Work required —
Locate each line below that includes "fill" and reproduce it.

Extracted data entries
****************************************
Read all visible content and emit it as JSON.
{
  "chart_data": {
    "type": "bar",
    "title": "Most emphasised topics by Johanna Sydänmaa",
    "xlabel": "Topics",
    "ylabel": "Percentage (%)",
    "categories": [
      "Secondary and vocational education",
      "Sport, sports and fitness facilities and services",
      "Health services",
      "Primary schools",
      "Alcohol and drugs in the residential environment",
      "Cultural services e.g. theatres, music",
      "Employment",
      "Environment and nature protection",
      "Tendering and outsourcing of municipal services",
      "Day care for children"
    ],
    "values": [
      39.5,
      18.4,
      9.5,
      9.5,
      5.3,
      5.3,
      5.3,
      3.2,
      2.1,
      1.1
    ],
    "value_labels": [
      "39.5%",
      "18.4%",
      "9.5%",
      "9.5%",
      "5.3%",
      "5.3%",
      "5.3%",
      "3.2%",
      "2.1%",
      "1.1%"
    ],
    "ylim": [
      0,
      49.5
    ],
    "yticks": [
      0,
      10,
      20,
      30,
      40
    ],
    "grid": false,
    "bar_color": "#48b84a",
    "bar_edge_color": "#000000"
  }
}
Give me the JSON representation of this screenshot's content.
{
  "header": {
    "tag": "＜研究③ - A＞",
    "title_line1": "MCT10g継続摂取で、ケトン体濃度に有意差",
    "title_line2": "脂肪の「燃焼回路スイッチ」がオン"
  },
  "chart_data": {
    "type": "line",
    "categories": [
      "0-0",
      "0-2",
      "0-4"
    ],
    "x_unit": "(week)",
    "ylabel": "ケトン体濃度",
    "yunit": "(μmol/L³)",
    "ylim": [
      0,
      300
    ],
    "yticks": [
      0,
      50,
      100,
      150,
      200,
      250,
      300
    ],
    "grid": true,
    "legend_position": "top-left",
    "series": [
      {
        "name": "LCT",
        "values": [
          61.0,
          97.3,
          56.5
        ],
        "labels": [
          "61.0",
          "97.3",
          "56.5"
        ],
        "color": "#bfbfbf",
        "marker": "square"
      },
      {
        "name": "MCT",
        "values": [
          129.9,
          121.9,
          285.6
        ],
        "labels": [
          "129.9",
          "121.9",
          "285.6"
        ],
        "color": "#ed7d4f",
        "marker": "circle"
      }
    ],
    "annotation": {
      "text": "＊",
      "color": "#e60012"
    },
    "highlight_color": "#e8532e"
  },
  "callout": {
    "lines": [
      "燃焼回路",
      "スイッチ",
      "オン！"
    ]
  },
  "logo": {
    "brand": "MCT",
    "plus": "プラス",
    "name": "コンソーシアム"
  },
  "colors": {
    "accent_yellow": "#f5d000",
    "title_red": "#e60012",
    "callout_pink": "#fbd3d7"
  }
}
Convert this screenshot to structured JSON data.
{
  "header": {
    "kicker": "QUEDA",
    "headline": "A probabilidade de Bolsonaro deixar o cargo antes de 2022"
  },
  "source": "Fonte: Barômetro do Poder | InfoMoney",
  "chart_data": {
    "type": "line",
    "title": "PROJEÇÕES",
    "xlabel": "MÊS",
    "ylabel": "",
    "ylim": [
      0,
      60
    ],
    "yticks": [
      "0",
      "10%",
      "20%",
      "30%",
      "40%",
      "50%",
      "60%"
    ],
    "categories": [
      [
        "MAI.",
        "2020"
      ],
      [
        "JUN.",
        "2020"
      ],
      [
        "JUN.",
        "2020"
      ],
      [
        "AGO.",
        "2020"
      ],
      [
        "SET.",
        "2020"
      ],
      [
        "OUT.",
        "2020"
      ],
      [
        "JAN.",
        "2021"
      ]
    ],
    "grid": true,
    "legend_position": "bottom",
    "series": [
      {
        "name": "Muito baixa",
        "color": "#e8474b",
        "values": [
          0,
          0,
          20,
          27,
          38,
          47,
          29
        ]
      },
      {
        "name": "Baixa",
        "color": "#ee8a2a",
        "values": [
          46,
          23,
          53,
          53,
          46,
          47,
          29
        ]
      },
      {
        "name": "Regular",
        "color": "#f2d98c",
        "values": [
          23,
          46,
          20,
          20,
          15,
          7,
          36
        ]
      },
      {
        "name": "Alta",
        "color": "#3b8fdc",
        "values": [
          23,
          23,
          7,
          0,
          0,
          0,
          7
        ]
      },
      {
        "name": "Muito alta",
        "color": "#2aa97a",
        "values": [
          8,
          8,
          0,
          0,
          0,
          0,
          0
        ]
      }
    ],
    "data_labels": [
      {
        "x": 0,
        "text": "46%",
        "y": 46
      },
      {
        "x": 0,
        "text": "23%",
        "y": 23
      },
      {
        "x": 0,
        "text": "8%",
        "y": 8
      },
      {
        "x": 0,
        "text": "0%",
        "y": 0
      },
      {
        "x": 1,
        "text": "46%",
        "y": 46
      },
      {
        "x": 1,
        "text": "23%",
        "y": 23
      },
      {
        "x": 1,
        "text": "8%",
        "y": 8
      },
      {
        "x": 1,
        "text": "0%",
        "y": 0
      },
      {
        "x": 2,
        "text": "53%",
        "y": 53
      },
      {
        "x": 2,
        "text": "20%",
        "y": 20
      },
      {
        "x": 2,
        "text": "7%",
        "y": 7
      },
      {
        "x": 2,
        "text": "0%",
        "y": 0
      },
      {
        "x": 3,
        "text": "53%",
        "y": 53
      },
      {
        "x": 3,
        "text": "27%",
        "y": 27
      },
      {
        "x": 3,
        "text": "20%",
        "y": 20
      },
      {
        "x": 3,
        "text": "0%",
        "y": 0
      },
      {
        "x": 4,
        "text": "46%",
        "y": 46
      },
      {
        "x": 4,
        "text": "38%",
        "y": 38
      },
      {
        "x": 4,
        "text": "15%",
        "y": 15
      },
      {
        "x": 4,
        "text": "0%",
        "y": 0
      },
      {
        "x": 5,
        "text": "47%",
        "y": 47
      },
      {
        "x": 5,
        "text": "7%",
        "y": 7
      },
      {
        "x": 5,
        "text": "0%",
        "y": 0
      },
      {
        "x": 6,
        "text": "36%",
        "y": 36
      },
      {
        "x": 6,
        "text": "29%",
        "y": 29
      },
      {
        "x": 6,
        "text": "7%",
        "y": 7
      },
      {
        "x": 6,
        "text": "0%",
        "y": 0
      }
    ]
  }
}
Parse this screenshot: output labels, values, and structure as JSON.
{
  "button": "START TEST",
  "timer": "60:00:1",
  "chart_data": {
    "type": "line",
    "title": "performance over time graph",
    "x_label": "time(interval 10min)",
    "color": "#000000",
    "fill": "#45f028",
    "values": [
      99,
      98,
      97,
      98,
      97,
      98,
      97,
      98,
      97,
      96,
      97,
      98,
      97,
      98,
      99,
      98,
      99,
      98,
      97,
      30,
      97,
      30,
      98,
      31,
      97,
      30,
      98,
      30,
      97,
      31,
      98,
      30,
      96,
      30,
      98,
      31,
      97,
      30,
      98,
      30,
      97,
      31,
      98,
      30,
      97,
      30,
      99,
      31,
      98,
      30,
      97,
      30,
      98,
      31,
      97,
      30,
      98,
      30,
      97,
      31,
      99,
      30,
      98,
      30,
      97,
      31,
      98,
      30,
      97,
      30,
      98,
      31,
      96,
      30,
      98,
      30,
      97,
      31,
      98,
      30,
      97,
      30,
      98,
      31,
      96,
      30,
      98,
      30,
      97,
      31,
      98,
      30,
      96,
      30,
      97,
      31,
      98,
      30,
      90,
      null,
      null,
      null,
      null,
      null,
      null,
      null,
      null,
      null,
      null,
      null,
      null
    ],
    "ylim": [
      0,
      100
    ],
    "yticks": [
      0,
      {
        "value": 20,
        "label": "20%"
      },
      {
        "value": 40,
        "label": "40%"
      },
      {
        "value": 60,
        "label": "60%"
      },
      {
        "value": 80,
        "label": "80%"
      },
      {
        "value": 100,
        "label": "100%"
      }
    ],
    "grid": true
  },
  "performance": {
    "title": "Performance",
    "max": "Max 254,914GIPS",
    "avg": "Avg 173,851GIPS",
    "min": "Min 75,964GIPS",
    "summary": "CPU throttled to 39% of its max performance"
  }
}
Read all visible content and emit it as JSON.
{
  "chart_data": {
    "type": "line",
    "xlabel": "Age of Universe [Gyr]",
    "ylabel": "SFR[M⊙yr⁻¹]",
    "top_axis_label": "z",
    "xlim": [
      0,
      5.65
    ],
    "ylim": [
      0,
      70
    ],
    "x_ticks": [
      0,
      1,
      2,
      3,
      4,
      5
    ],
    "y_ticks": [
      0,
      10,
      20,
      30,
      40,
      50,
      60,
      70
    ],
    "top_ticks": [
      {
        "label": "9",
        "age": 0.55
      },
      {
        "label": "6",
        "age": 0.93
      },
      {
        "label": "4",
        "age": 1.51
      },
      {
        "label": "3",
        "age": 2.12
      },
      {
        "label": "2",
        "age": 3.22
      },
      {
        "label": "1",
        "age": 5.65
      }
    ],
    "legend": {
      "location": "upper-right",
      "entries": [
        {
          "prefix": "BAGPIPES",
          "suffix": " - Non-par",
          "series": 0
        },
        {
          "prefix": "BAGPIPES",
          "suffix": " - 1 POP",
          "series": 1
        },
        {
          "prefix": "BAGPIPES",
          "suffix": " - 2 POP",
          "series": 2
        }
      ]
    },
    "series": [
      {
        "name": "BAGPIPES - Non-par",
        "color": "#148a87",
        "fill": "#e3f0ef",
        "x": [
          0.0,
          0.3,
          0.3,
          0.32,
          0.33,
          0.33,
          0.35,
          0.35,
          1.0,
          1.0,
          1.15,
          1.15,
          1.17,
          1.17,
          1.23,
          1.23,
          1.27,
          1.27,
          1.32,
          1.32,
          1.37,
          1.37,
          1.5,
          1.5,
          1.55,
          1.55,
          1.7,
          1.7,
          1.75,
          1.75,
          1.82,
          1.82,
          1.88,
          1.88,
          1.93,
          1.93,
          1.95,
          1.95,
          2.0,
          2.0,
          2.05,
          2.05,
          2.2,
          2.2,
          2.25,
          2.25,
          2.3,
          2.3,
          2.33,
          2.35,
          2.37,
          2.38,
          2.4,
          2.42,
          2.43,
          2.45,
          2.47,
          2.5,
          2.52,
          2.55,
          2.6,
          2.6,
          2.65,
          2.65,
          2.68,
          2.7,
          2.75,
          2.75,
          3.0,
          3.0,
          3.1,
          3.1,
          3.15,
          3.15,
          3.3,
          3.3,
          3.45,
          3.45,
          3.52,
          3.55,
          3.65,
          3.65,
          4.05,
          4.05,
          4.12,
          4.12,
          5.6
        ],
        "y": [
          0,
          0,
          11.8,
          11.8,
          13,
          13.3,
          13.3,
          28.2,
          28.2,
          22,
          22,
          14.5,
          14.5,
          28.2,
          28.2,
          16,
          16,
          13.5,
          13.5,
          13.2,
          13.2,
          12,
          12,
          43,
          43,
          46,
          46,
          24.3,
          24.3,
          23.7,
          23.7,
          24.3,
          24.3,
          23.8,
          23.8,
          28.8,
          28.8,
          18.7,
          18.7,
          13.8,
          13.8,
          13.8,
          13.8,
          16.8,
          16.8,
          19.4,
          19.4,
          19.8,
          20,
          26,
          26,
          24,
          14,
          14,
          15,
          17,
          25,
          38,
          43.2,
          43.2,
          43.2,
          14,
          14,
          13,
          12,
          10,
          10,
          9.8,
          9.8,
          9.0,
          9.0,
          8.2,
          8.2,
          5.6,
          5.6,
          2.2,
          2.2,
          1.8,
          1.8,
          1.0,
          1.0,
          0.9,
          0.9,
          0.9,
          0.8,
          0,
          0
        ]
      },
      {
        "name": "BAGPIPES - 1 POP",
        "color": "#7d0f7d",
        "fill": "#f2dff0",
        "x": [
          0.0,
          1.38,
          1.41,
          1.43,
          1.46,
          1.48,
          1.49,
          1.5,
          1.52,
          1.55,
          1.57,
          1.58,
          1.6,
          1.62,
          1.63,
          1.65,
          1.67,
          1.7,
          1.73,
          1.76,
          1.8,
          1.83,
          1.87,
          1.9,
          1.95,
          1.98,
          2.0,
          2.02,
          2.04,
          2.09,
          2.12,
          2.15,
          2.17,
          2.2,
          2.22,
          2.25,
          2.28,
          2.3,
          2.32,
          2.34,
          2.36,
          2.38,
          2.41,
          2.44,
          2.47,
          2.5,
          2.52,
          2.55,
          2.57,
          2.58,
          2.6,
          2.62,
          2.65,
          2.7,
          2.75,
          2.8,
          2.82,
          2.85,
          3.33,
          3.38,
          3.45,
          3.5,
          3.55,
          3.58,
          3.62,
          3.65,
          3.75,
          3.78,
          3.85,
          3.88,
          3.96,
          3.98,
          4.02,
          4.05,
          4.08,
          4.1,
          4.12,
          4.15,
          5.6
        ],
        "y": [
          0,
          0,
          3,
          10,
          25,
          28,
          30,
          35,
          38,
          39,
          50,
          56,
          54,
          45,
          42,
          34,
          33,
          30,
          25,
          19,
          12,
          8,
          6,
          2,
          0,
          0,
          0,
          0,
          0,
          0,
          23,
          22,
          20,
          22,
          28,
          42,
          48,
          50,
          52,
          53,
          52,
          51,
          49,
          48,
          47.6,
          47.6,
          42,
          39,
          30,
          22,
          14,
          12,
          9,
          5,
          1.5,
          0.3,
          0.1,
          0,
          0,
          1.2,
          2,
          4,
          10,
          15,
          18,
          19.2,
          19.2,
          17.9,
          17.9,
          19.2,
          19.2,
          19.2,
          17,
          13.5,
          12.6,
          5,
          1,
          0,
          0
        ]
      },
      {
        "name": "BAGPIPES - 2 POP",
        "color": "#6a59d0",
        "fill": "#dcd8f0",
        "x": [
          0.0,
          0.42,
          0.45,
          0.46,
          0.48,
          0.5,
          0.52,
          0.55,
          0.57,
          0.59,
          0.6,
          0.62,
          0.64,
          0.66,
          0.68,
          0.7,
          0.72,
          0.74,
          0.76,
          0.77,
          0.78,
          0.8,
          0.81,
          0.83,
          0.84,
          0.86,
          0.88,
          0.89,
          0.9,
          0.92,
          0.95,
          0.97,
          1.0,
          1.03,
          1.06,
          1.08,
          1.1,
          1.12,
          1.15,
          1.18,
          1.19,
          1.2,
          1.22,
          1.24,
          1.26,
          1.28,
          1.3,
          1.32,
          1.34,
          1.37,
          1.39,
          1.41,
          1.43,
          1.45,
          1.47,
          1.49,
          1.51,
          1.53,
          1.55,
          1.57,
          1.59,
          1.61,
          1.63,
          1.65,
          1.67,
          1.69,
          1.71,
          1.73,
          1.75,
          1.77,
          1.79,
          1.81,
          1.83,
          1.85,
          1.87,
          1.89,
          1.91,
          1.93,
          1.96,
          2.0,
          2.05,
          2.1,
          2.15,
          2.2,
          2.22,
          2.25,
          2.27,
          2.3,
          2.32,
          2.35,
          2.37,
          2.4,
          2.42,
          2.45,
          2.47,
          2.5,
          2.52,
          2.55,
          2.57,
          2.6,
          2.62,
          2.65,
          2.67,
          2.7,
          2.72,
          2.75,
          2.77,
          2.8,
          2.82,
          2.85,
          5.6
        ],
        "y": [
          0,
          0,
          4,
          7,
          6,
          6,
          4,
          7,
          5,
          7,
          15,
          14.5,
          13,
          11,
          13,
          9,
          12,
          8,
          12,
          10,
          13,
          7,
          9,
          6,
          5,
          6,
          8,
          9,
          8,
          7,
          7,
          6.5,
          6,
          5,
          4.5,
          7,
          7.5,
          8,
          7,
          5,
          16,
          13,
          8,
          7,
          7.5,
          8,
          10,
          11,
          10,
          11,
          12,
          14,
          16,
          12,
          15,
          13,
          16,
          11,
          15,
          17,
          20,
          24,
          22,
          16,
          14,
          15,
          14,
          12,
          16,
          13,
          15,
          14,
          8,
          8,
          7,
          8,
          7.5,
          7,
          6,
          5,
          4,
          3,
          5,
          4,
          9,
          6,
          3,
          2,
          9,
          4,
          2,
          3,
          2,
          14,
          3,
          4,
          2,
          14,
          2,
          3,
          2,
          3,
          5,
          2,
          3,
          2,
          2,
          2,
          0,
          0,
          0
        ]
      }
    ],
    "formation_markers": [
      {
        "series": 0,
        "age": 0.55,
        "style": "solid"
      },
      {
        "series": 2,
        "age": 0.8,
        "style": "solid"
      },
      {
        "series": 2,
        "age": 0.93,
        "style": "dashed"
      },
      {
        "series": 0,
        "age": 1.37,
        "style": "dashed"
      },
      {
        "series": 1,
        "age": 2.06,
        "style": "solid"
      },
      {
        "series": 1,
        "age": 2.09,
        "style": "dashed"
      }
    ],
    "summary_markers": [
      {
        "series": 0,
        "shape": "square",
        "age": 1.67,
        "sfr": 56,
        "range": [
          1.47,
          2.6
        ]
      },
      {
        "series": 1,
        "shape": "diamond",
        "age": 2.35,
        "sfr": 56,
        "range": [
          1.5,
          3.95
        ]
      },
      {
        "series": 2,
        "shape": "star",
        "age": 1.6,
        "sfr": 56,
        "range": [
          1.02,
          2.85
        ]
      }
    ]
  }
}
****************************************
Answer to the task —
    "fill": "#45f028",
        "fill": "#e3f0ef",
        "fill": "#f2dff0",
        "fill": "#dcd8f0",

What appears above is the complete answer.